Every line that contains the word "motivationen" should be copied out.

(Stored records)
※ ※ ※
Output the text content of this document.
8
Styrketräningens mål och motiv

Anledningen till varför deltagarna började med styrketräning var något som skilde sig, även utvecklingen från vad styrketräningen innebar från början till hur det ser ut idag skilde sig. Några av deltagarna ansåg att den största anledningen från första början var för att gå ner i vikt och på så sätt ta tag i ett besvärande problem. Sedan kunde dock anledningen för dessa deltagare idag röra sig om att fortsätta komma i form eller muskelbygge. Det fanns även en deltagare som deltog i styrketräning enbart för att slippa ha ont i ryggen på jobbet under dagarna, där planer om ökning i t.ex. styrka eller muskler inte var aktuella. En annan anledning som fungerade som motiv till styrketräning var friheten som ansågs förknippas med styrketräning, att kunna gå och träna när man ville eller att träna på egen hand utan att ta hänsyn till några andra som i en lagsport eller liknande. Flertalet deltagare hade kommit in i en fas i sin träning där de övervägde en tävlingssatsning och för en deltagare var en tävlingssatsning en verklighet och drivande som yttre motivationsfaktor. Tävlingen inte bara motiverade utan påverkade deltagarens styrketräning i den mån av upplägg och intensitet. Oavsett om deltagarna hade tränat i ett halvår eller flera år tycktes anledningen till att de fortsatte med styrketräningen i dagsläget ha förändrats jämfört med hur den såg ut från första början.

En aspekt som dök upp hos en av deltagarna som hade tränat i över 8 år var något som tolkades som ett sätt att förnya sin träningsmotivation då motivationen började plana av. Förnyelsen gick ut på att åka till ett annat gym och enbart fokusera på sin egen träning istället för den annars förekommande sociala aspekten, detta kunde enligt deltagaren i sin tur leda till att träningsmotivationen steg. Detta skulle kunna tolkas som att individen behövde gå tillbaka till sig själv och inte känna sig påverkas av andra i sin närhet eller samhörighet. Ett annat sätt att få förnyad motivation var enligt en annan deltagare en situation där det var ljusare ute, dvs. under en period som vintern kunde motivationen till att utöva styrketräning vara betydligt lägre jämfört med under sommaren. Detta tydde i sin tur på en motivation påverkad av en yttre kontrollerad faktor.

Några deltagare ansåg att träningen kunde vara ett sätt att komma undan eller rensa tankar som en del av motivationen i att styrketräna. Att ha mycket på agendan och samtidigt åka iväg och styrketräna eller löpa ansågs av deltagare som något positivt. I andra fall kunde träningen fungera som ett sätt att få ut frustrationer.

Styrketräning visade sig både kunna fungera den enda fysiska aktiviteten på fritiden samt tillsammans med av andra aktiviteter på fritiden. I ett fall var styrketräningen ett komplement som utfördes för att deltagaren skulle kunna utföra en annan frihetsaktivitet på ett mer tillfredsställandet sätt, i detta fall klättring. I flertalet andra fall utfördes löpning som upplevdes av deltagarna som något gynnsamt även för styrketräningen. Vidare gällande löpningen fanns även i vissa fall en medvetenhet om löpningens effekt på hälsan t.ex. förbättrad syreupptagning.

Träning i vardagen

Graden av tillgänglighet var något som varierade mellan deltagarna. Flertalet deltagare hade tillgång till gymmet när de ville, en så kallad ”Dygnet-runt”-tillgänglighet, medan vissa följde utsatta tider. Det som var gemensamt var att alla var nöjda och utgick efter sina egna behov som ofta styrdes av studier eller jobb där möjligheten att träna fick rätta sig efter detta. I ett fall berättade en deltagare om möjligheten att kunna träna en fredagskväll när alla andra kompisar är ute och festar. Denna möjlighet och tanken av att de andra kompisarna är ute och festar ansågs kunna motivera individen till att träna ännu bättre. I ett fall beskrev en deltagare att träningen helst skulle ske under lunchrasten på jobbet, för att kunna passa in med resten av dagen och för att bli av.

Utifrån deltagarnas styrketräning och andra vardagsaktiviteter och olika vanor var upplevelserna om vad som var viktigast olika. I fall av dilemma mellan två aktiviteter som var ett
※ ※ ※
◆ SOLUTION BELOW
En aspekt som dök upp hos en av deltagarna som hade tränat i över 8 år var något som tolkades som ett sätt att förnya sin träningsmotivation då motivationen började plana av. Förnyelsen gick ut på att åka till ett annat gym och enbart fokusera på sin egen träning istället för den annars förekommande sociala aspekten, detta kunde enligt deltagaren i sin tur leda till att träningsmotivationen steg. Detta skulle kunna tolkas som att individen behövde gå tillbaka till sig själv och inte känna sig påverkas av andra i sin närhet eller samhörighet. Ett annat sätt att få förnyad motivation var enligt en annan deltagare en situation där det var ljusare ute, dvs. under en period som vintern kunde motivationen till att utöva styrketräning vara betydligt lägre jämfört med under sommaren. Detta tydde i sin tur på en motivation påverkad av en yttre kontrollerad faktor.
Några deltagare ansåg att träningen kunde vara ett sätt att komma undan eller rensa tankar som en del av motivationen i att styrketräna. Att ha mycket på agendan och samtidigt åka iväg och styrketräna eller löpa ansågs av deltagare som något positivt. I andra fall kunde träningen fungera som ett sätt att få ut frustrationer.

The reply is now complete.